> Extrait retenu
____________________

Abou Hela écrit – A propos de l’article de Ferid Belhaj, publié par Kapitalis, le 20 juin, et repris par Tunisnews, le 21 Juin, intitulé: «Faux tropisme des islamistes tunisiens: Ennahdha n’est pas l’Akp!».
Je ne vais pas m’étaler sur sa comparaison de l’Akp et Ennahdha, il a fait une analyse que je respecte et qui mérite d’être discutée. Mon propos va seulement concerner trois éléments que je trouve un peu étonnants, eu égard à la position de l’auteur de cet article:
1- L’article a été signé par l’auteur comme étant «Country Director, Timor-Leste, Papua New Guinea & The Pacific Islands»; il a été omis de mentionner le mot le plus important, à la Banque Mondiale!
2- En effet, quant on travaille à la Banque Mondiale, comme dans d’autres institutions internationales du système des Nations Unies, on est tenu par un code d’éthique qui tient le fonctionnaire à se conformer au principe de neutralité et ne pas s’immiscer dans la politique partisane, et surtout ne pas utiliser le contexte de son travail pour collecter de l’information ou délivrer une opinion autre que celle relative à ses activités avec l’institution.
3 - Or jugez vous-mêmes. Monsieur Belhaj écrit, en guise de conclusion: «Le 23 octobre, nous voterons notre selon notre conscience, librement. Mais il faudra simplement refuser ceux qui veulent nous vendre des vessies en prétendant qu’il s’agit de lanternes». Pourquoi l’incitation à voter contre un parti politique, en l’occurrence Ennahdha, puisqu’il ne s’agit que de lui? Il s’agit d’une partisanerie flagrante, ou du moins d’une insinuation, de la part d’un fonctionnaire international, d’autant plus expert dans le «nation building» !!! Ou encore: «Lors d’un récent séjour à Istanbul, des amis turcs fortement engagés en politique, et diplomates en poste en Turquie, m’ont donné une lecture intéressante, nuancée et qui peut alimenter en Tunisie, un débat déjà riche »... Dans quel cadre, ce récent séjour ? Pourquoi utilise-t-on l’information cueillie dans son travail pour attiser l’opinion publique contre un parti politique?
Comme vous le voyez : Monsieur Belhaj a utilisé tout le long de son article son pistolet «silencieux» pour démolir les prétentions de ce parti, mais il n’a pas pu s’empêcher de sortir à la fin son arme fatale qui a fait «Bang!» pour abattre et finir la Bête.
Abou Hela, La Marsa, Tunisie
Réponse de Kapitalis :
On devrait reconnaître à M. Belhaj au moins son courage intellectuel, puisqu’il a signé son article de son nom et n’a pas cherché, comme son contradicteur, «Abou Hela de La Marsa», à se cacher derrière un pseudonyme. Pratique qui, en cette ère de liberté et de responsabilité, nous semble quelque peu anachronique.

____________________

> Consignes de la tâche
Rédigez la suite du texte consacré à l'article de Ferid Belhaj sur Ennahdha et l'AKP, en reprenant après sa dernière phrase.

> Données enregistrées
____________________

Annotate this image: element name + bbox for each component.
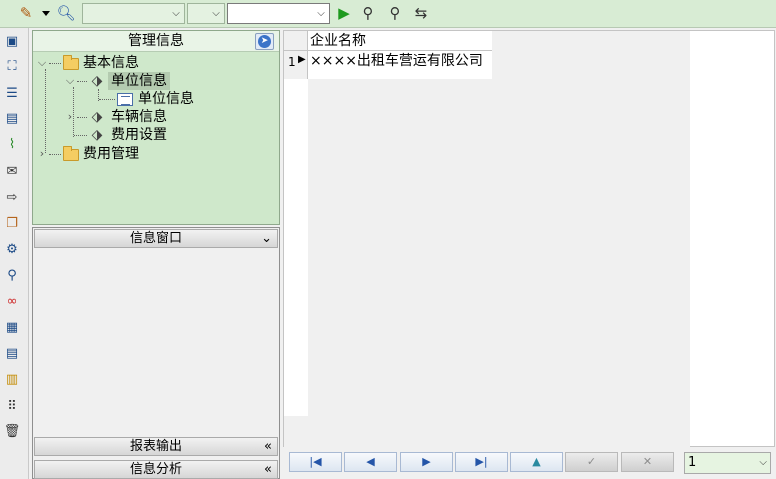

____________________

> Résultat de la tâche
Sur le fond – quoique les remarques de «Abou Hela de La Marsa» portent essentiellement sur des questions de forme –, nous dirons que M. Belhaj n’a nullement dérogé à ses obligations professionnelles de réserve. Et quand bien même on chercherait à faire dire à son article plus qu’il ne dit, on ne va pas le chicaner sur de soi-disant «insinuations» – et le mot est de son contradicteur du jour.
Par ailleurs, M. Belhaj ne s’est pas exprimé sur les problèmes politiques du pays dont il a la charge, mais sur son propre pays, la Tunisie, dont il est citoyen jusqu’à preuve du contraire, et sur un journal tunisien. Ce qui est tout à fait normal, à moins de vouloir lui renier la citoyenneté tunisienne, comme Ben Ali le faisait en son temps contre ceux qui ne partageaient pas ses mensonges d’Etat.
Cela dit, nous avons tenu à publier la réponse de «Abou Hela de La Marsa», bizarrement adressée à Tunisnews alors que l’article de M. Belhaj a été publié par Kapitalis, parce que nous croyons que toutes les opinions ont droit de cité dans la Tunisie nouvelle. Surtout celles que nous ne partageons pas.
Ridha Kéfi
Réponse de Ferid Belhaj
Je souhaiterais ajouter ce qui suit, sans ambition polémique avec mon voisin (quand je suis en Tunisie) de La Marsa.
1- Abou Hela a raison. Il manquait à ma signature la mention Banque mondiale. Comme il manquait aussi celle, de rigueur, indiquant que «les vues et opinions exprimées dans cet article sont la seule responsabilité de l’auteur et ne reflètent en aucun cas celles de la Banque mondiale».
2- Mon opinion a pour seule ambition d'ajouter une pièce au débat. De très loin, de trop loin peut-être, j’observe et je vis ce qui se passe dans mon pays, et je suis heureux d'avoir l'opportunité, à travers Kapitalis, pour ne pas le citer, de participer à cette dynamique nouvelle, à cette floraison d'idées et de contradictions.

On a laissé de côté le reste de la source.